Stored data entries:

════════════════

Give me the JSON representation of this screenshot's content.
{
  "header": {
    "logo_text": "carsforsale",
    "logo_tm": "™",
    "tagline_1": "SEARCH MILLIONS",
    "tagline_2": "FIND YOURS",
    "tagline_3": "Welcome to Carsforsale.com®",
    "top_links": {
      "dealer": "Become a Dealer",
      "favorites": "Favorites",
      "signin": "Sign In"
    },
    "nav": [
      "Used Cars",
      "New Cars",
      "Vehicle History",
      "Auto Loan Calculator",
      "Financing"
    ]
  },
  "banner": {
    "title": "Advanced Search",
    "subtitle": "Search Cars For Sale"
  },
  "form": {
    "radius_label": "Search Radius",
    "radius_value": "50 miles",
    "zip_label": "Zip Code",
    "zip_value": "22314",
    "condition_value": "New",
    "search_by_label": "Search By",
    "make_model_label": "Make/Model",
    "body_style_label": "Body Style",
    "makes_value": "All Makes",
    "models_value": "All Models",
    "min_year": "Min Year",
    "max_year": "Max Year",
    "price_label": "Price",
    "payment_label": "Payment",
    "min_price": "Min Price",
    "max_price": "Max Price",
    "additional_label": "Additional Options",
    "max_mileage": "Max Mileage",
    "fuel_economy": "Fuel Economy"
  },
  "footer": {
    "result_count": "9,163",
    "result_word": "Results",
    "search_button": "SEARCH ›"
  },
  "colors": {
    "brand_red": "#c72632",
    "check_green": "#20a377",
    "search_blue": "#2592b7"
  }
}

════════════════

● **GIVEN EXERCISE**
Exactly as they are written, print the entries again.

● **CORRECT ANSWER**
Give me the JSON representation of this screenshot's content.
{
  "header": {
    "logo_text": "carsforsale",
    "logo_tm": "™",
    "tagline_1": "SEARCH MILLIONS",
    "tagline_2": "FIND YOURS",
    "tagline_3": "Welcome to Carsforsale.com®",
    "top_links": {
      "dealer": "Become a Dealer",
      "favorites": "Favorites",
      "signin": "Sign In"
    },
    "nav": [
      "Used Cars",
      "New Cars",
      "Vehicle History",
      "Auto Loan Calculator",
      "Financing"
    ]
  },
  "banner": {
    "title": "Advanced Search",
    "subtitle": "Search Cars For Sale"
  },
  "form": {
    "radius_label": "Search Radius",
    "radius_value": "50 miles",
    "zip_label": "Zip Code",
    "zip_value": "22314",
    "condition_value": "New",
    "search_by_label": "Search By",
    "make_model_label": "Make/Model",
    "body_style_label": "Body Style",
    "makes_value": "All Makes",
    "models_value": "All Models",
    "min_year": "Min Year",
    "max_year": "Max Year",
    "price_label": "Price",
    "payment_label": "Payment",
    "min_price": "Min Price",
    "max_price": "Max Price",
    "additional_label": "Additional Options",
    "max_mileage": "Max Mileage",
    "fuel_economy": "Fuel Economy"
  },
  "footer": {
    "result_count": "9,163",
    "result_word": "Results",
    "search_button": "SEARCH ›"
  },
  "colors": {
    "brand_red": "#c72632",
    "check_green": "#20a377",
    "search_blue": "#2592b7"
  }
}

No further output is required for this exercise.